#### WHAT IS REQUIRED
State how many lines in the records hold the word "distance", giving the number and no other text.
=== THE RECORDS ===
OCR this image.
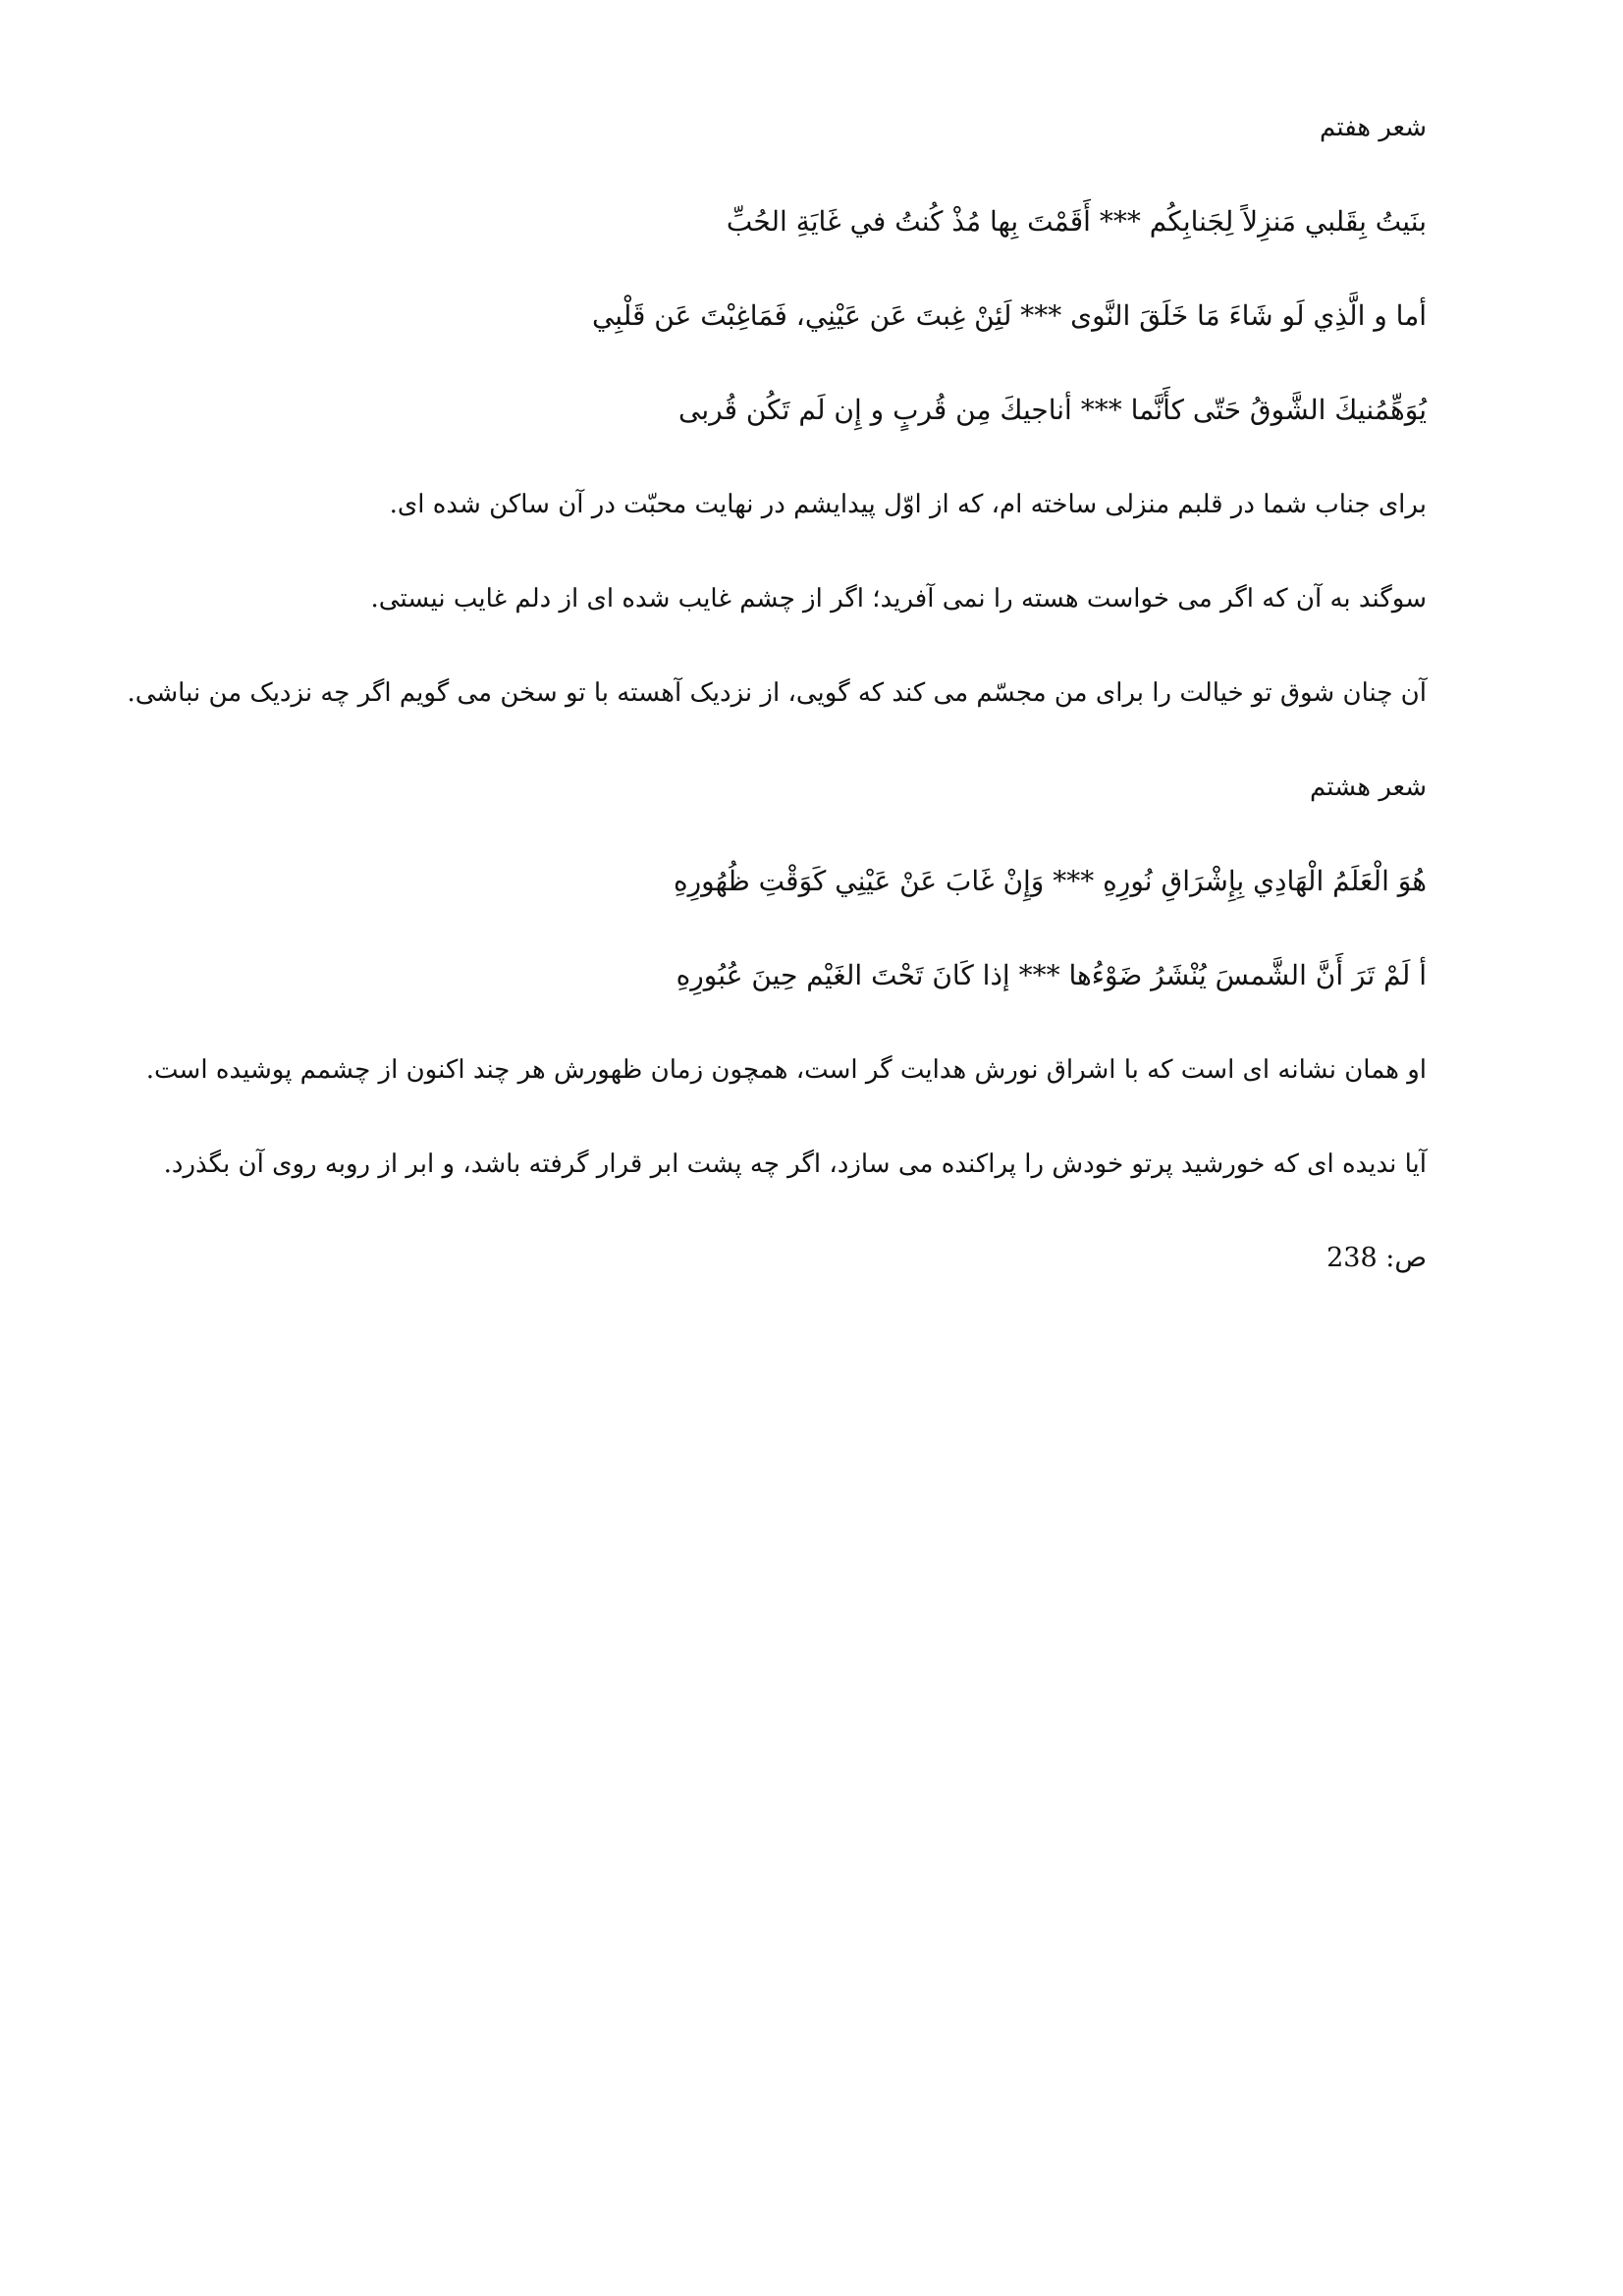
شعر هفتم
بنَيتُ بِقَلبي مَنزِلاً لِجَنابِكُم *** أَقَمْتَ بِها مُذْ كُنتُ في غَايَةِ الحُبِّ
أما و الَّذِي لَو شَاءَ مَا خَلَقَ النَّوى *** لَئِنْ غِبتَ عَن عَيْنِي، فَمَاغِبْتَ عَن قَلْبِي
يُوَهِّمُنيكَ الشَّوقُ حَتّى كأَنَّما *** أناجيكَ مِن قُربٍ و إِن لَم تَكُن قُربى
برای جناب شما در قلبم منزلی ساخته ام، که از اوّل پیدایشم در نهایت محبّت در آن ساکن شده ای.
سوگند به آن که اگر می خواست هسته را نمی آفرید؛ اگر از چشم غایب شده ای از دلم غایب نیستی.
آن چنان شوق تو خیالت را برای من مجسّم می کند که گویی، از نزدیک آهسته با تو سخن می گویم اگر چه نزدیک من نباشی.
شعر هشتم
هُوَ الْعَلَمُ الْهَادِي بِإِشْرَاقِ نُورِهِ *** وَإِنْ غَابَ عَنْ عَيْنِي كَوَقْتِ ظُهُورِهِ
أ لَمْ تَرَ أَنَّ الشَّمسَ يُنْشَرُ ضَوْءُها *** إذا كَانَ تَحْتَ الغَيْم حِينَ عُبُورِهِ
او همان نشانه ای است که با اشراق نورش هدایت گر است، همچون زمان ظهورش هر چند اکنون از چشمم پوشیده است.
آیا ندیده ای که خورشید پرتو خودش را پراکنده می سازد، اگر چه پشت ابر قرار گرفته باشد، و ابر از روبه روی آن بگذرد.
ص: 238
===
=== THE RECORDS ===
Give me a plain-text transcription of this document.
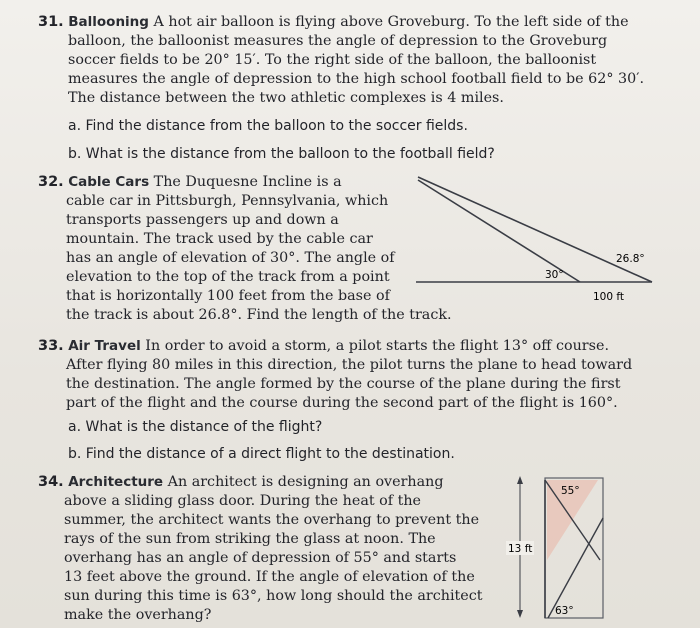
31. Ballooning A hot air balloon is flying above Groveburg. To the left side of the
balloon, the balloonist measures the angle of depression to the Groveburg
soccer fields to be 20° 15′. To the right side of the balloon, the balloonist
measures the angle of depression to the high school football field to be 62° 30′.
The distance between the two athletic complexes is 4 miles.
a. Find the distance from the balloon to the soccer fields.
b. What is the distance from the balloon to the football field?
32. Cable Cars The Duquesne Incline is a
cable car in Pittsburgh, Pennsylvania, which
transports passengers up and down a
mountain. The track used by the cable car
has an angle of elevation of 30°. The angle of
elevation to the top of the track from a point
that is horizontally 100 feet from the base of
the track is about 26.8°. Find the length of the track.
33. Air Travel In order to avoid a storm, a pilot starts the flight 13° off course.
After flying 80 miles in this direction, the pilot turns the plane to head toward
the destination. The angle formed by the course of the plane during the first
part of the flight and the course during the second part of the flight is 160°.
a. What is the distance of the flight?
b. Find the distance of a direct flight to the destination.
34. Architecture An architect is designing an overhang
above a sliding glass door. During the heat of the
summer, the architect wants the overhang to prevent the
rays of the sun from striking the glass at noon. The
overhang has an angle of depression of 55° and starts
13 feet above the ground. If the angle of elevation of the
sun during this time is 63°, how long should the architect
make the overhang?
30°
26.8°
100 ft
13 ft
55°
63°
===
=== THE RECORDS ===
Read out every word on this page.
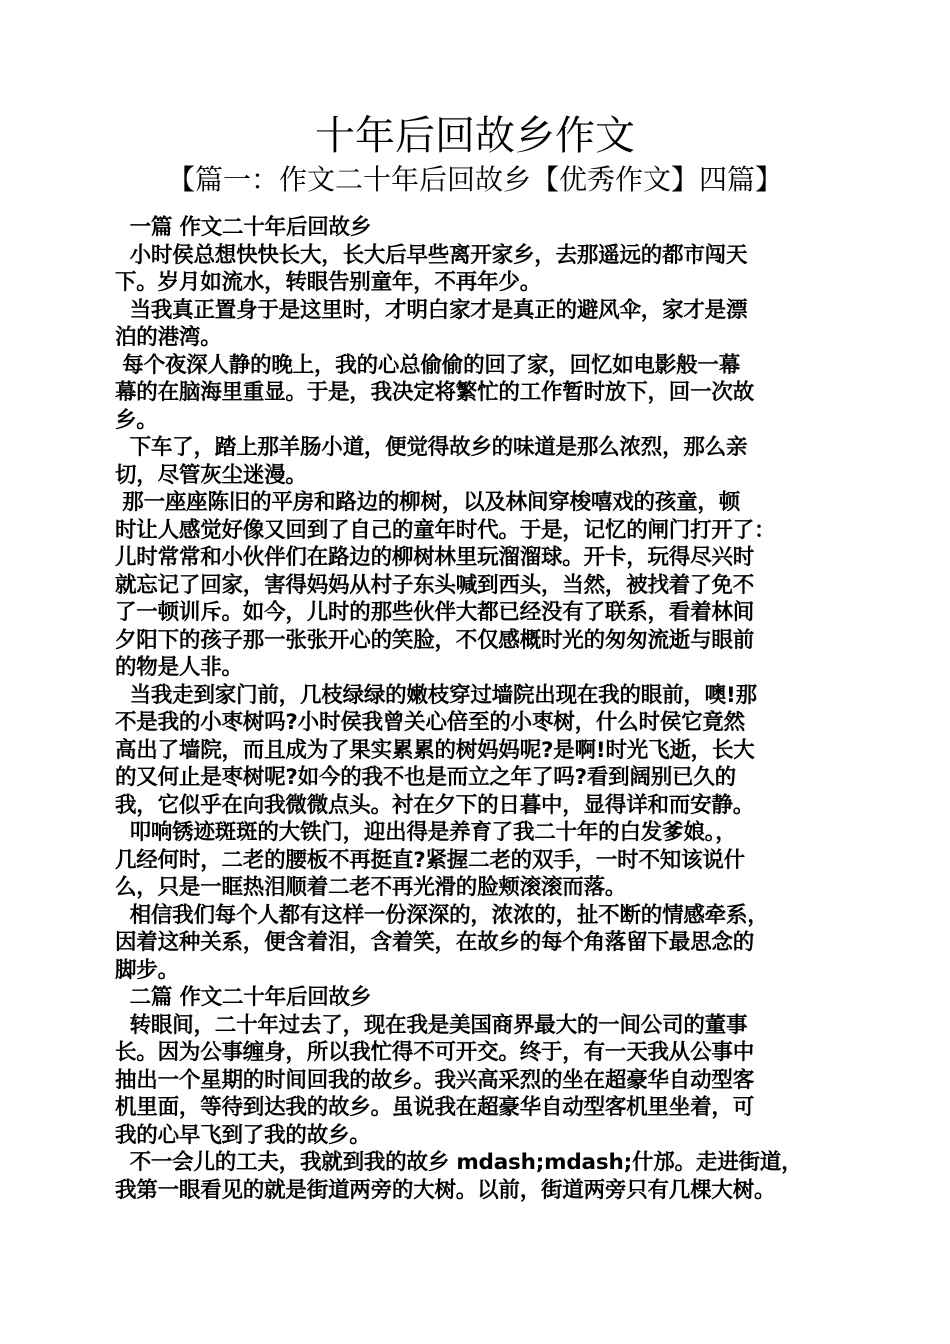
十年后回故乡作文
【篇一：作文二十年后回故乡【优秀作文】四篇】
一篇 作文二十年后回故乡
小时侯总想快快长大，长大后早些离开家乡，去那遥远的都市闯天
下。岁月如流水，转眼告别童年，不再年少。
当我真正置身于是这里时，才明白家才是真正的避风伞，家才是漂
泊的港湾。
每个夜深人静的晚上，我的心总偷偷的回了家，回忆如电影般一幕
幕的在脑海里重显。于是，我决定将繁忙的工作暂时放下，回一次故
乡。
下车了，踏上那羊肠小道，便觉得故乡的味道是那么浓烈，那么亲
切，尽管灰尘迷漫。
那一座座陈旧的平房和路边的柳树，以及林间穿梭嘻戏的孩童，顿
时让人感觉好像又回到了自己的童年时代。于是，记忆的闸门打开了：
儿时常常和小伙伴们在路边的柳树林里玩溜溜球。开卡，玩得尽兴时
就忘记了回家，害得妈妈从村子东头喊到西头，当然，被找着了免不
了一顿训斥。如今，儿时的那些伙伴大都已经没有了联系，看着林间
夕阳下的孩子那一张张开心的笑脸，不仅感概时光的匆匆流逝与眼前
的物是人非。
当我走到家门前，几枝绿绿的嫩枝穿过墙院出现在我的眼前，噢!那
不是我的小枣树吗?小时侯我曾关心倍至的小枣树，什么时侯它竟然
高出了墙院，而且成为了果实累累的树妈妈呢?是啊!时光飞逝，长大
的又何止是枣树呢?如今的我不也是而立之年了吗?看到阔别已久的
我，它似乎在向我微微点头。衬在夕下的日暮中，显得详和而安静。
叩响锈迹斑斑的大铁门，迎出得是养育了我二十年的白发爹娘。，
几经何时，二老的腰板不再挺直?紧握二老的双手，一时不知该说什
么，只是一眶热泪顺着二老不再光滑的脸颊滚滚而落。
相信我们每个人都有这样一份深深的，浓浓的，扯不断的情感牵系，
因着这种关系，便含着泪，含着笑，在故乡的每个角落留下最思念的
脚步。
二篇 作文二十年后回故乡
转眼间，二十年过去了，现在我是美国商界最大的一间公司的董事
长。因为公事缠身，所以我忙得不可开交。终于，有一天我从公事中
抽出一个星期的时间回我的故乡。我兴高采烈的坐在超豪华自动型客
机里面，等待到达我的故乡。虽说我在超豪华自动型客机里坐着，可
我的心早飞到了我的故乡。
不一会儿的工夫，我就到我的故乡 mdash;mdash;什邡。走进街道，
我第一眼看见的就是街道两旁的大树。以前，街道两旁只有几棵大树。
===
#### EXERCISE OUTPUT
5